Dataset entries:
____

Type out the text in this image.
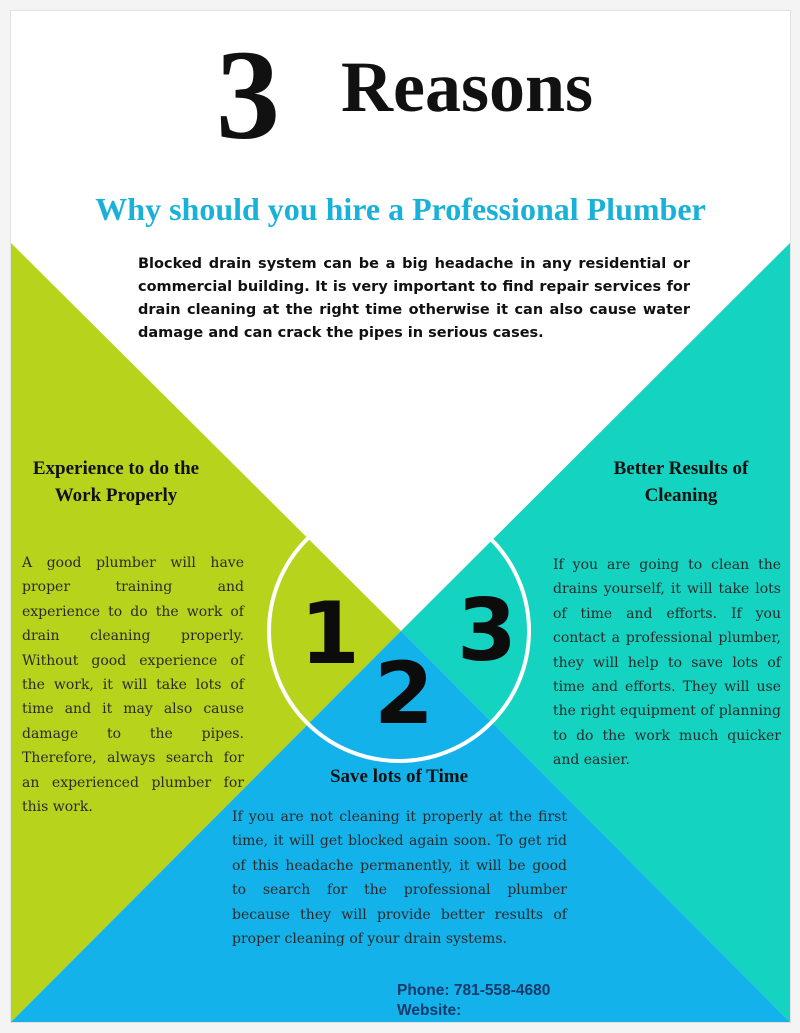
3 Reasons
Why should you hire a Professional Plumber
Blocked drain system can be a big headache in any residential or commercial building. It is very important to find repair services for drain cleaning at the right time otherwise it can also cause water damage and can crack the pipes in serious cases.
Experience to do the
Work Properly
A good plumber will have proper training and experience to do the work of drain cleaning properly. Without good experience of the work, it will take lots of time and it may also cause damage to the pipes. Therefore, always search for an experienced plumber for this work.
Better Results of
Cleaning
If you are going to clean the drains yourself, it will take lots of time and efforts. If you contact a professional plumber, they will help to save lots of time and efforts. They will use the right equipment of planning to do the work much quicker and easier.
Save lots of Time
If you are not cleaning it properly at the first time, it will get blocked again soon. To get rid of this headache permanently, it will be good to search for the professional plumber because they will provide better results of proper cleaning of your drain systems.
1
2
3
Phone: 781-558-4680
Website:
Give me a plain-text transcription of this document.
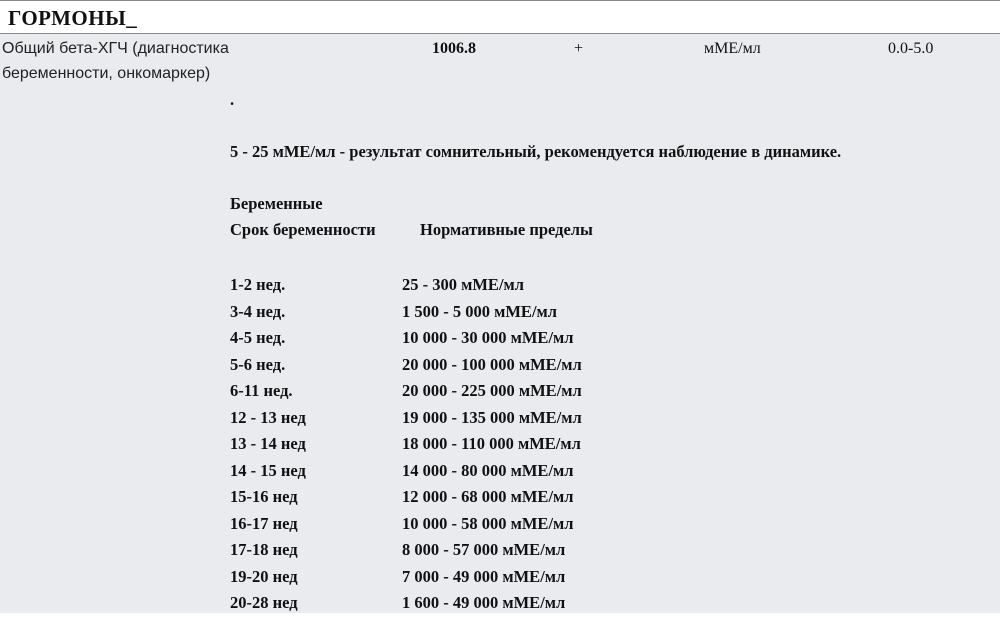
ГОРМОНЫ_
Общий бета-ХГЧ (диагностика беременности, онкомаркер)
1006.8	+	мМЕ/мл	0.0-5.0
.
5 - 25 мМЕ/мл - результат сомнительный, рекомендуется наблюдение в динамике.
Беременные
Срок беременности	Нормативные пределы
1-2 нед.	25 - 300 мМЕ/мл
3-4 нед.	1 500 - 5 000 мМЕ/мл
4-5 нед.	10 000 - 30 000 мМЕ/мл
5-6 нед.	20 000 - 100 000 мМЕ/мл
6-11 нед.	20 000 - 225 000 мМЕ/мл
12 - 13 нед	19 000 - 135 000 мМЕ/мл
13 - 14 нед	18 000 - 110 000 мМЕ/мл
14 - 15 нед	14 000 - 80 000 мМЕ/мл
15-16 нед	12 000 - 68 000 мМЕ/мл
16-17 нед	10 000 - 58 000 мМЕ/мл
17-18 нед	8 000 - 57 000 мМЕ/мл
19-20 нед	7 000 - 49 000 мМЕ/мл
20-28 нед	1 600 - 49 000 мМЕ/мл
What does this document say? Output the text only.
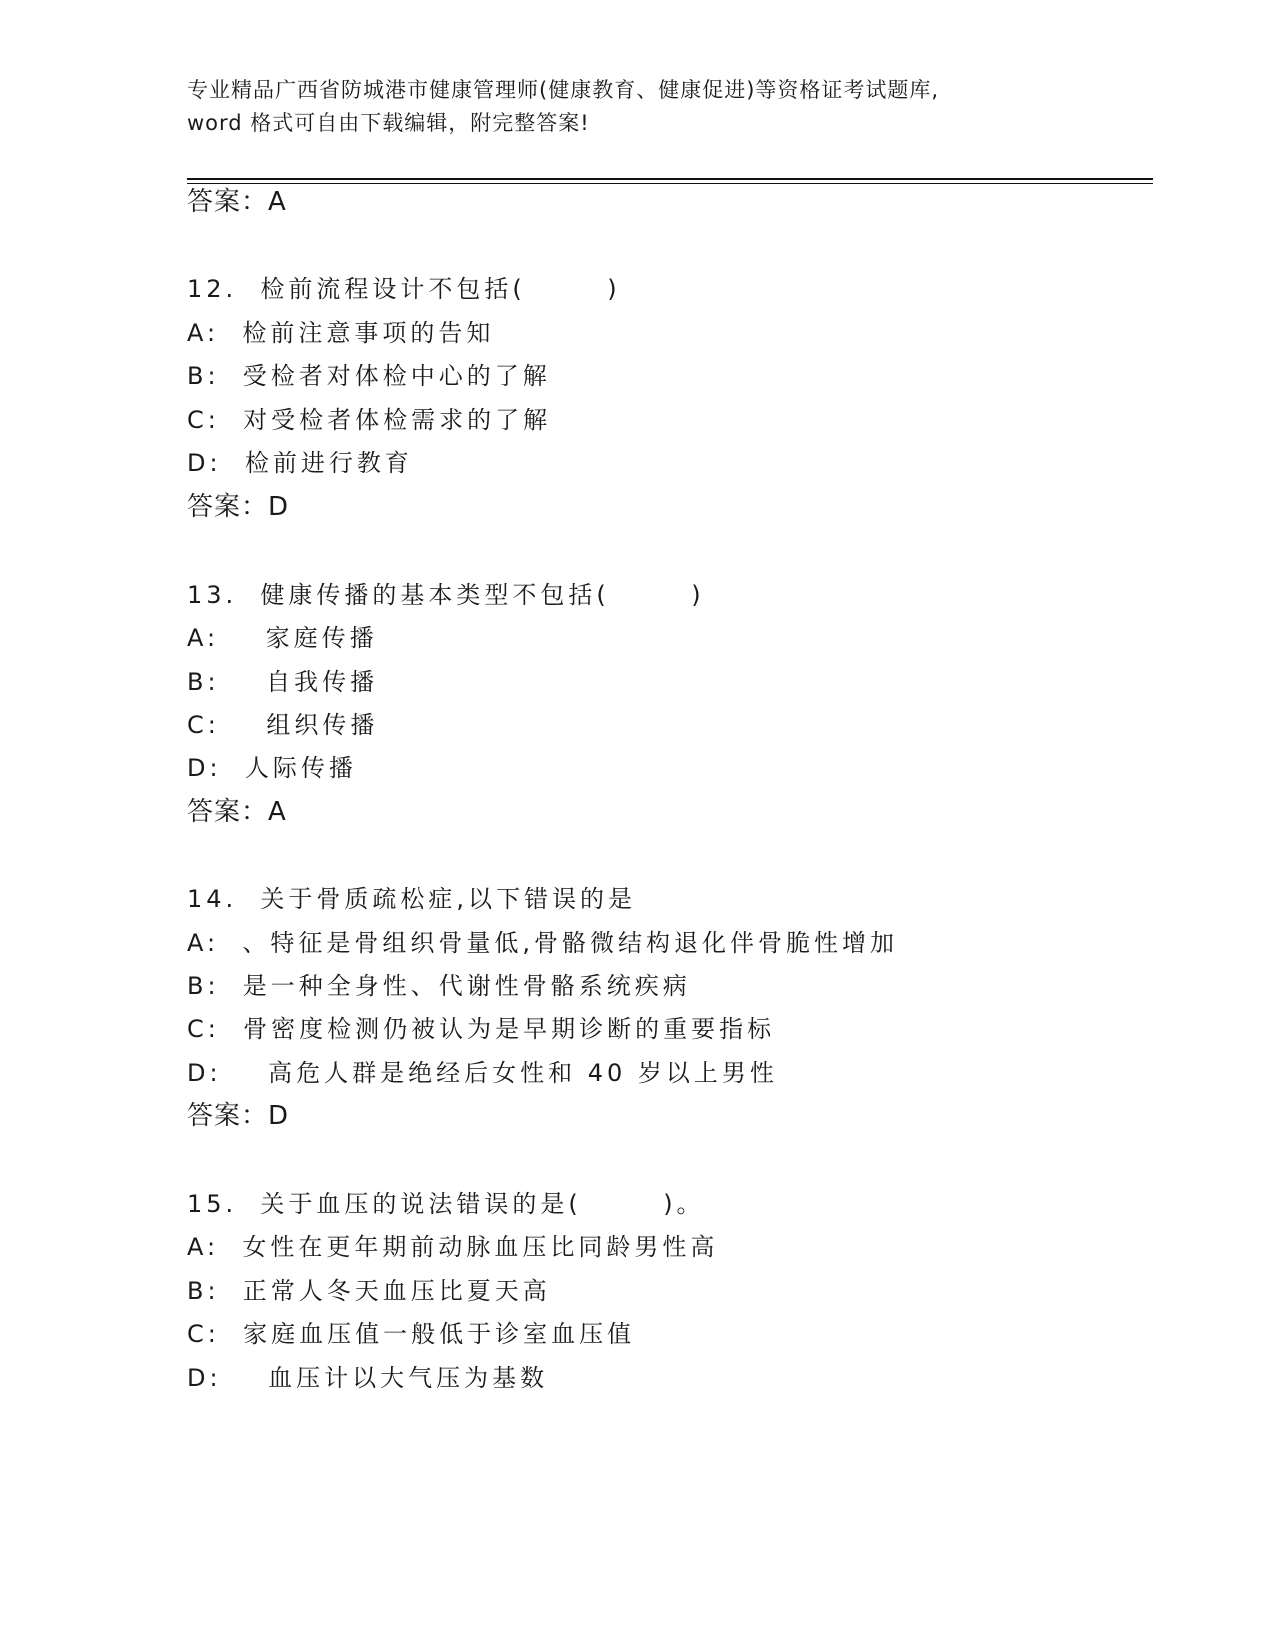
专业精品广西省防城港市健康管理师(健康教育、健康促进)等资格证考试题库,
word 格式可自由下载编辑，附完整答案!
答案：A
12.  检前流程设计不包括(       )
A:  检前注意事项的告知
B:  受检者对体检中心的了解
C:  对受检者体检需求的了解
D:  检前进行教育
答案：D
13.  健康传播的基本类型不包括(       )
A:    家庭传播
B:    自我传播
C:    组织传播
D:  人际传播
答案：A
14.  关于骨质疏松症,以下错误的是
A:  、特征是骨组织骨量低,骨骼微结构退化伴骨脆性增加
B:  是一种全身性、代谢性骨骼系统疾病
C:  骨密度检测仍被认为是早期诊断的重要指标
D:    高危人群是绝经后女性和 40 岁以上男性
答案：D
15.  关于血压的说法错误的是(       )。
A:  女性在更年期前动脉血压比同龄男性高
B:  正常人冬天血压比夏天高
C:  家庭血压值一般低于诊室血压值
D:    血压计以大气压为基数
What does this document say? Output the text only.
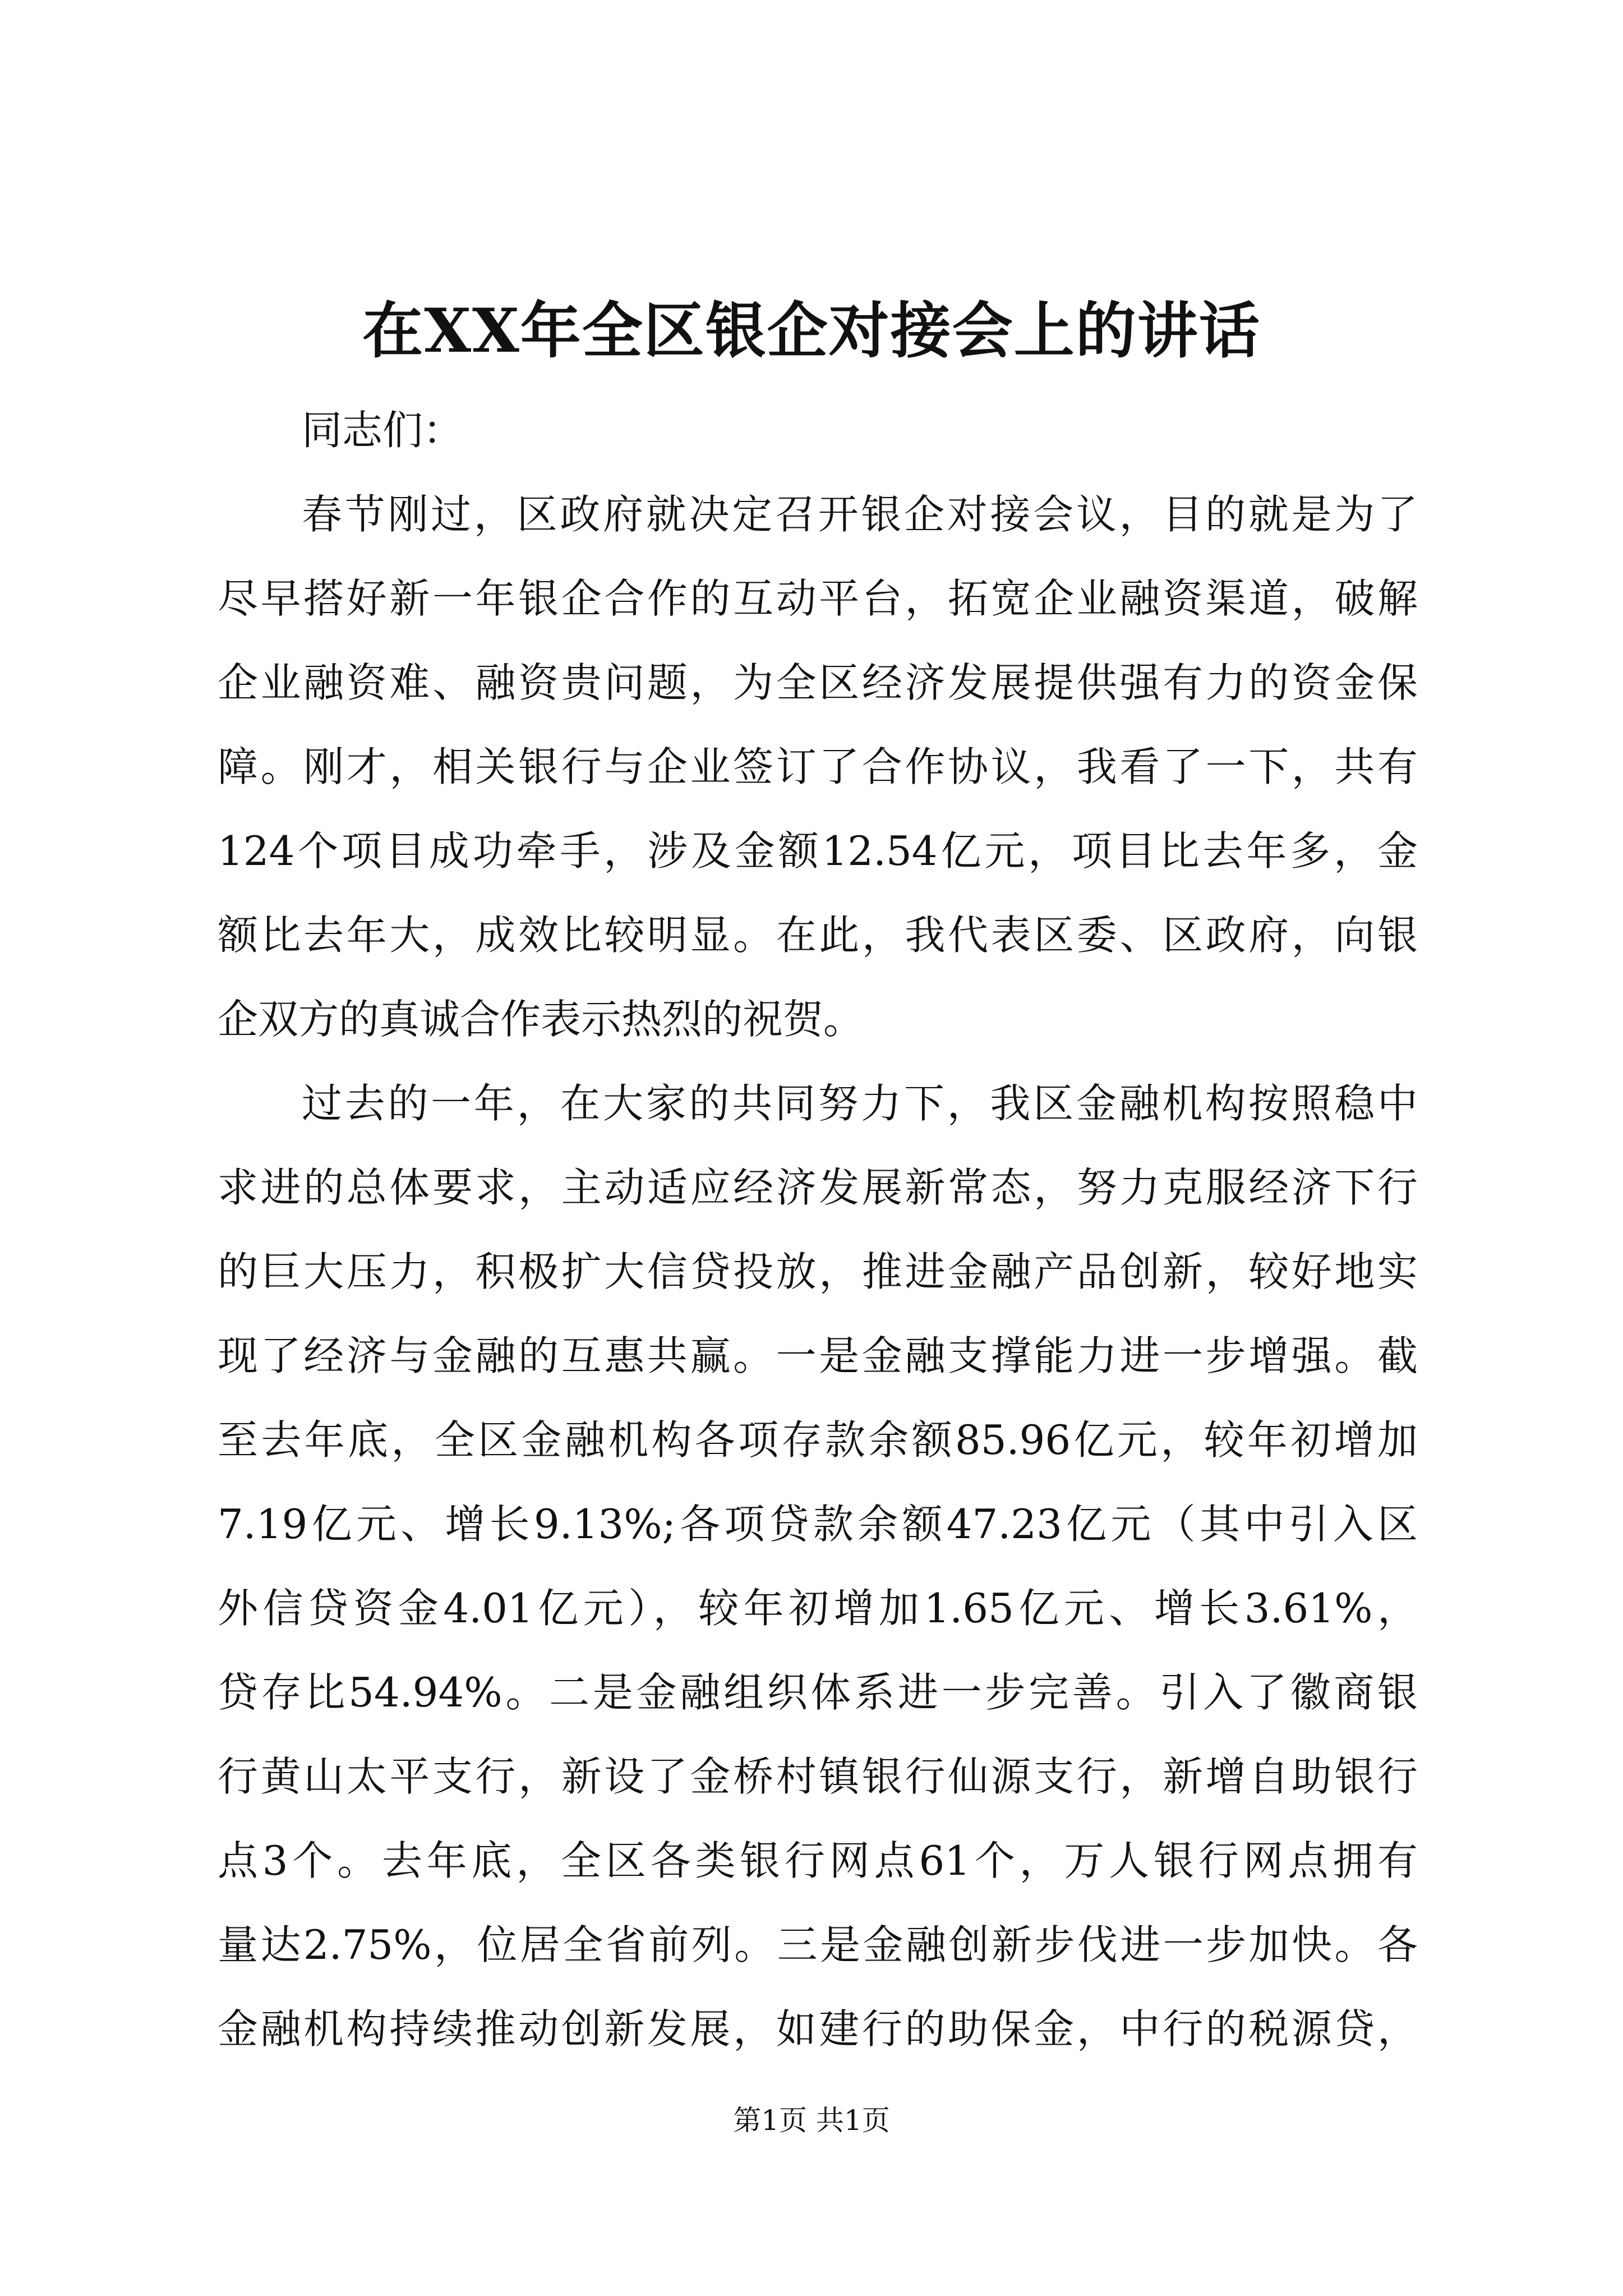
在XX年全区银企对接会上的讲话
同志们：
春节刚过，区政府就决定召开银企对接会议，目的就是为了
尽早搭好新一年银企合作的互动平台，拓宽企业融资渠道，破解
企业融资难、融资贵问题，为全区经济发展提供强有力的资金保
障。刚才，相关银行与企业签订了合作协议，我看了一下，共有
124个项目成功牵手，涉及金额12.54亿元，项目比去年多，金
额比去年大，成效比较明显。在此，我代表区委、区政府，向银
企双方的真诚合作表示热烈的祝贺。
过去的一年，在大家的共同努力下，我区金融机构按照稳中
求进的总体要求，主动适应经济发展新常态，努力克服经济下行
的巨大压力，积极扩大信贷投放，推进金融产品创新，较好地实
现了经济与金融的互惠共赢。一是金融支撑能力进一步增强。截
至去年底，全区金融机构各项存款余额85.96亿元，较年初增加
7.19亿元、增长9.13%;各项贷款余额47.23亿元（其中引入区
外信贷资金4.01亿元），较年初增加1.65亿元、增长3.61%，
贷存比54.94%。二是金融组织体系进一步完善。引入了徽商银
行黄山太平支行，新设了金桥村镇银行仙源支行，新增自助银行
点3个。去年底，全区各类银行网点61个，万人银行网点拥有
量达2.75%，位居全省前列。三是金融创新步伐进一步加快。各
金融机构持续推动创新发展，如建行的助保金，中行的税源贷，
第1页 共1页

____

§ **DIRECTIONS**
Copy every record above exactly as written, but leave out the pictures.

§ **SOLUTION TO THIS EXERCISE**
Type out the text in this image.
3 Reasons
Why should you hire a Professional Plumber
Blocked drain system can be a big headache in any residential or commercial building. It is very important to find repair services for drain cleaning at the right time otherwise it can also cause water damage and can crack the pipes in serious cases.
Experience to do the
Work Properly
A good plumber will have proper training and experience to do the work of drain cleaning properly. Without good experience of the work, it will take lots of time and it may also cause damage to the pipes. Therefore, always search for an experienced plumber for this work.
Better Results of
Cleaning
If you are going to clean the drains yourself, it will take lots of time and efforts. If you contact a professional plumber, they will help to save lots of time and efforts. They will use the right equipment of planning to do the work much quicker and easier.
Save lots of Time
If you are not cleaning it properly at the first time, it will get blocked again soon. To get rid of this headache permanently, it will be good to search for the professional plumber because they will provide better results of proper cleaning of your drain systems.
1
2
3
Phone: 781-558-4680
Website:
Give me a plain-text transcription of this document.
ГОРМОНЫ_
Общий бета-ХГЧ (диагностика беременности, онкомаркер)
1006.8	+	мМЕ/мл	0.0-5.0
.
5 - 25 мМЕ/мл - результат сомнительный, рекомендуется наблюдение в динамике.
Беременные
Срок беременности	Нормативные пределы
1-2 нед.	25 - 300 мМЕ/мл
3-4 нед.	1 500 - 5 000 мМЕ/мл
4-5 нед.	10 000 - 30 000 мМЕ/мл
5-6 нед.	20 000 - 100 000 мМЕ/мл
6-11 нед.	20 000 - 225 000 мМЕ/мл
12 - 13 нед	19 000 - 135 000 мМЕ/мл
13 - 14 нед	18 000 - 110 000 мМЕ/мл
14 - 15 нед	14 000 - 80 000 мМЕ/мл
15-16 нед	12 000 - 68 000 мМЕ/мл
16-17 нед	10 000 - 58 000 мМЕ/мл
17-18 нед	8 000 - 57 000 мМЕ/мл
19-20 нед	7 000 - 49 000 мМЕ/мл
20-28 нед	1 600 - 49 000 мМЕ/мл
What does this document say? Output the text only.
专业精品广西省防城港市健康管理师(健康教育、健康促进)等资格证考试题库,
word 格式可自由下载编辑，附完整答案!
答案：A
12.  检前流程设计不包括(       )
A:  检前注意事项的告知
B:  受检者对体检中心的了解
C:  对受检者体检需求的了解
D:  检前进行教育
答案：D
13.  健康传播的基本类型不包括(       )
A:    家庭传播
B:    自我传播
C:    组织传播
D:  人际传播
答案：A
14.  关于骨质疏松症,以下错误的是
A:  、特征是骨组织骨量低,骨骼微结构退化伴骨脆性增加
B:  是一种全身性、代谢性骨骼系统疾病
C:  骨密度检测仍被认为是早期诊断的重要指标
D:    高危人群是绝经后女性和 40 岁以上男性
答案：D
15.  关于血压的说法错误的是(       )。
A:  女性在更年期前动脉血压比同龄男性高
B:  正常人冬天血压比夏天高
C:  家庭血压值一般低于诊室血压值
D:    血压计以大气压为基数
What does this document say? Output the text only.
在XX年全区银企对接会上的讲话
同志们：
春节刚过，区政府就决定召开银企对接会议，目的就是为了
尽早搭好新一年银企合作的互动平台，拓宽企业融资渠道，破解
企业融资难、融资贵问题，为全区经济发展提供强有力的资金保
障。刚才，相关银行与企业签订了合作协议，我看了一下，共有
124个项目成功牵手，涉及金额12.54亿元，项目比去年多，金
额比去年大，成效比较明显。在此，我代表区委、区政府，向银
企双方的真诚合作表示热烈的祝贺。
过去的一年，在大家的共同努力下，我区金融机构按照稳中
求进的总体要求，主动适应经济发展新常态，努力克服经济下行
的巨大压力，积极扩大信贷投放，推进金融产品创新，较好地实
现了经济与金融的互惠共赢。一是金融支撑能力进一步增强。截
至去年底，全区金融机构各项存款余额85.96亿元，较年初增加
7.19亿元、增长9.13%;各项贷款余额47.23亿元（其中引入区
外信贷资金4.01亿元），较年初增加1.65亿元、增长3.61%，
贷存比54.94%。二是金融组织体系进一步完善。引入了徽商银
行黄山太平支行，新设了金桥村镇银行仙源支行，新增自助银行
点3个。去年底，全区各类银行网点61个，万人银行网点拥有
量达2.75%，位居全省前列。三是金融创新步伐进一步加快。各
金融机构持续推动创新发展，如建行的助保金，中行的税源贷，
第1页 共1页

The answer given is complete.